## Materials provided:
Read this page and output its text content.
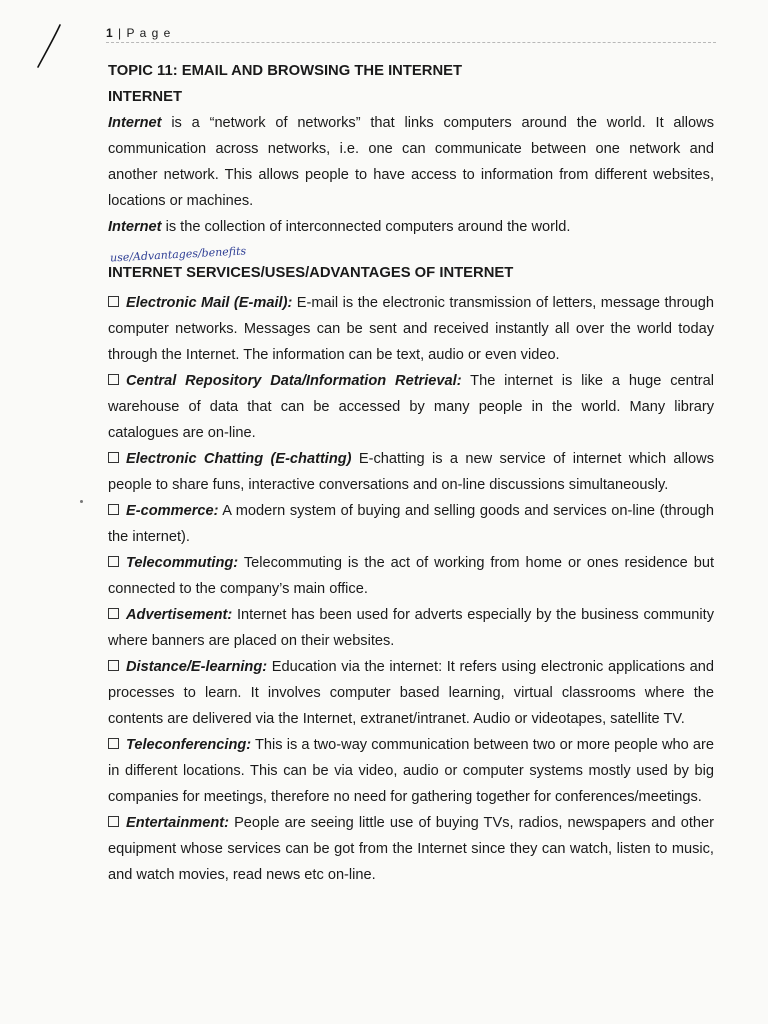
1 | P a g e

TOPIC 11: EMAIL AND BROWSING THE INTERNET

INTERNET

Internet is a “network of networks” that links computers around the world. It allows communication across networks, i.e. one can communicate between one network and another network. This allows people to have access to information from different websites, locations or machines.

Internet is the collection of interconnected computers around the world.

use/Advantages/benefits

INTERNET SERVICES/USES/ADVANTAGES OF INTERNET

Electronic Mail (E-mail): E-mail is the electronic transmission of letters, message through computer networks. Messages can be sent and received instantly all over the world today through the Internet. The information can be text, audio or even video.

Central Repository Data/Information Retrieval: The internet is like a huge central warehouse of data that can be accessed by many people in the world. Many library catalogues are on-line.

Electronic Chatting (E-chatting) E-chatting is a new service of internet which allows people to share funs, interactive conversations and on-line discussions simultaneously.

E-commerce: A modern system of buying and selling goods and services on-line (through the internet).

Telecommuting: Telecommuting is the act of working from home or ones residence but connected to the company’s main office.

Advertisement: Internet has been used for adverts especially by the business community where banners are placed on their websites.

Distance/E-learning: Education via the internet: It refers using electronic applications and processes to learn. It involves computer based learning, virtual classrooms where the contents are delivered via the Internet, extranet/intranet. Audio or videotapes, satellite TV.

Teleconferencing: This is a two-way communication between two or more people who are in different locations. This can be via video, audio or computer systems mostly used by big companies for meetings, therefore no need for gathering together for conferences/meetings.

Entertainment: People are seeing little use of buying TVs, radios, newspapers and other equipment whose services can be got from the Internet since they can watch, listen to music, and watch movies, read news etc on-line.
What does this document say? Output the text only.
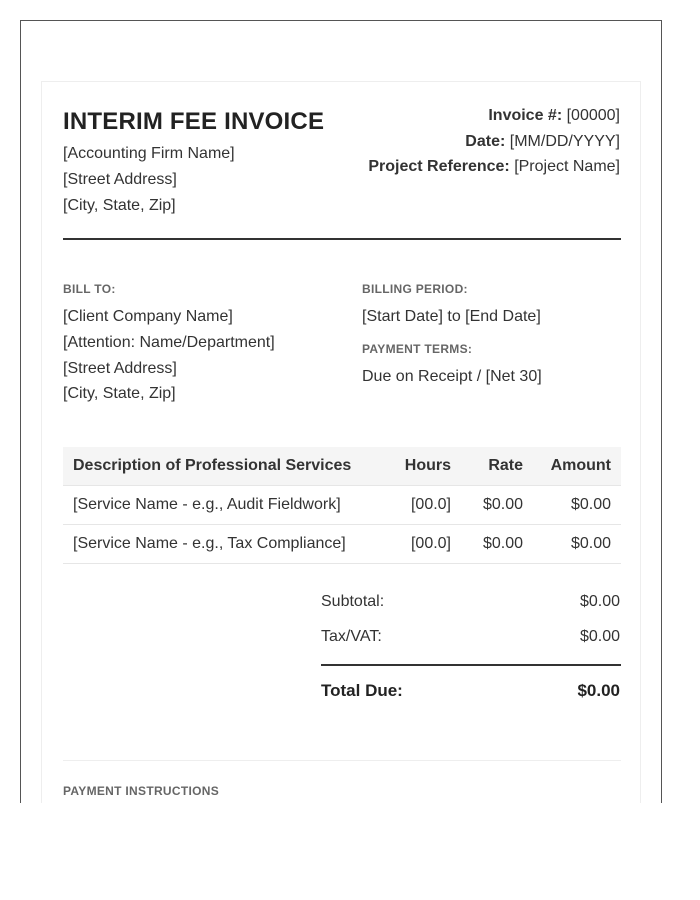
INTERIM FEE INVOICE
[Accounting Firm Name]
[Street Address]
[City, State, Zip]
Invoice #: [00000]
Date: [MM/DD/YYYY]
Project Reference: [Project Name]
BILL TO:
[Client Company Name]
[Attention: Name/Department]
[Street Address]
[City, State, Zip]
BILLING PERIOD:
[Start Date] to [End Date]
PAYMENT TERMS:
Due on Receipt / [Net 30]
Description of Professional Services	Hours	Rate	Amount
[Service Name - e.g., Audit Fieldwork]	[00.0]	$0.00	$0.00
[Service Name - e.g., Tax Compliance]	[00.0]	$0.00	$0.00
Subtotal:	$0.00
Tax/VAT:	$0.00
Total Due:	$0.00
PAYMENT INSTRUCTIONS
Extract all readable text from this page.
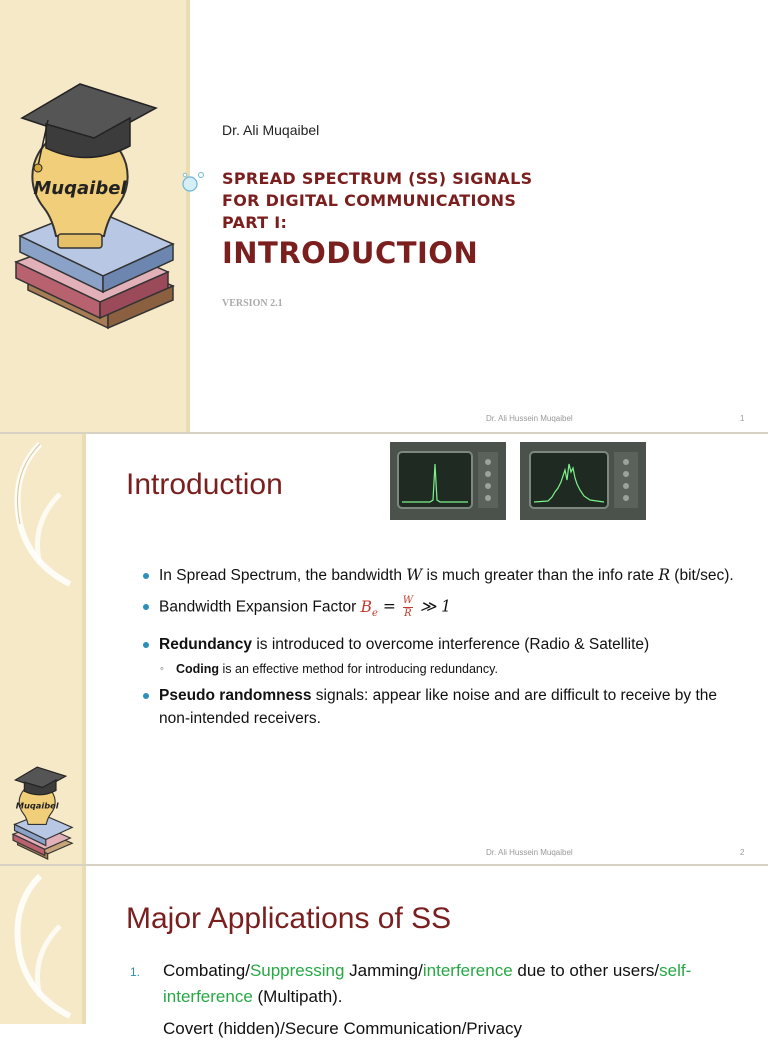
Muqaibel
Dr. Ali Muqaibel
SPREAD SPECTRUM (SS) SIGNALS
FOR DIGITAL COMMUNICATIONS
PART I:
INTRODUCTION
VERSION 2.1
Dr. Ali Hussein Muqaibel	1
Muqaibel
Introduction
In Spread Spectrum, the bandwidth W is much greater than the info rate R (bit/sec).
Bandwidth Expansion Factor $B_e = \frac{W}{R}$ ≫ 1
Redundancy is introduced to overcome interference (Radio & Satellite)
◦ Coding is an effective method for introducing redundancy.
Pseudo randomness signals: appear like noise and are difficult to receive by the non-intended receivers.
Dr. Ali Hussein Muqaibel	2
Major Applications of SS
1. Combating/Suppressing Jamming/interference due to other users/self-interference (Multipath).
Covert (hidden)/Secure Communication/Privacy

## The problem:
The required answer is a single number: the count of lines in the entries that hold the string "PAYMENT".

## Solution to this task:
2